* _Problem to solve_
From the listing below, extract each entry exactly as written, minus the images.

* _The data_
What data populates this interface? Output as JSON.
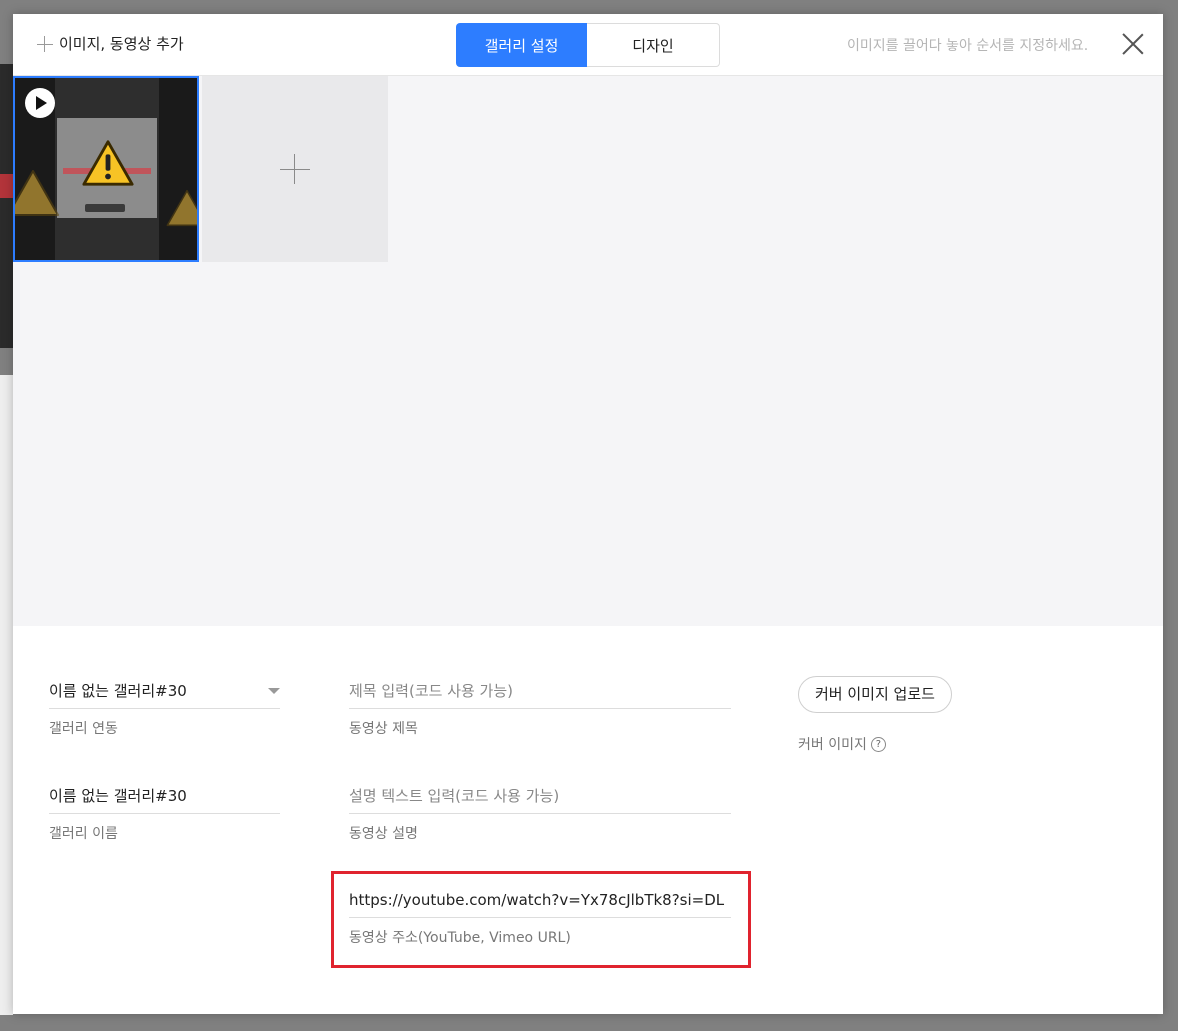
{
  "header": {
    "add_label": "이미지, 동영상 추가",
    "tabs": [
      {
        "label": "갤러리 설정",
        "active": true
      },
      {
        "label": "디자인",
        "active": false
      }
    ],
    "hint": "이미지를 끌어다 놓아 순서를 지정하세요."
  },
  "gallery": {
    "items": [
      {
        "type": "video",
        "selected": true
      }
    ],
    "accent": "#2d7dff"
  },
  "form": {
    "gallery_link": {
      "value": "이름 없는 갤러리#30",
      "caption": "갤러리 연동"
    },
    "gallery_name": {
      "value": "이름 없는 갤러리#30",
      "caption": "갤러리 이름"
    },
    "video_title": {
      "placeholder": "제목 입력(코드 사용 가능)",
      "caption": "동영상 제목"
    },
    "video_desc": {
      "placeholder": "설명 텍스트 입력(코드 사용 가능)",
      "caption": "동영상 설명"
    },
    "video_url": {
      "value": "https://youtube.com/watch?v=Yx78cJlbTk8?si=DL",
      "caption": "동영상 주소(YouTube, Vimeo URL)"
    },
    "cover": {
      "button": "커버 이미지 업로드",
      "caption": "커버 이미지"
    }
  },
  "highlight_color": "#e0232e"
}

* _Reply_
What data populates this interface? Output as JSON.
{
  "header": {
    "add_label": "이미지, 동영상 추가",
    "tabs": [
      {
        "label": "갤러리 설정",
        "active": true
      },
      {
        "label": "디자인",
        "active": false
      }
    ],
    "hint": "이미지를 끌어다 놓아 순서를 지정하세요."
  },
  "gallery": {
    "items": [
      {
        "type": "video",
        "selected": true
      }
    ],
    "accent": "#2d7dff"
  },
  "form": {
    "gallery_link": {
      "value": "이름 없는 갤러리#30",
      "caption": "갤러리 연동"
    },
    "gallery_name": {
      "value": "이름 없는 갤러리#30",
      "caption": "갤러리 이름"
    },
    "video_title": {
      "placeholder": "제목 입력(코드 사용 가능)",
      "caption": "동영상 제목"
    },
    "video_desc": {
      "placeholder": "설명 텍스트 입력(코드 사용 가능)",
      "caption": "동영상 설명"
    },
    "video_url": {
      "value": "https://youtube.com/watch?v=Yx78cJlbTk8?si=DL",
      "caption": "동영상 주소(YouTube, Vimeo URL)"
    },
    "cover": {
      "button": "커버 이미지 업로드",
      "caption": "커버 이미지"
    }
  },
  "highlight_color": "#e0232e"
}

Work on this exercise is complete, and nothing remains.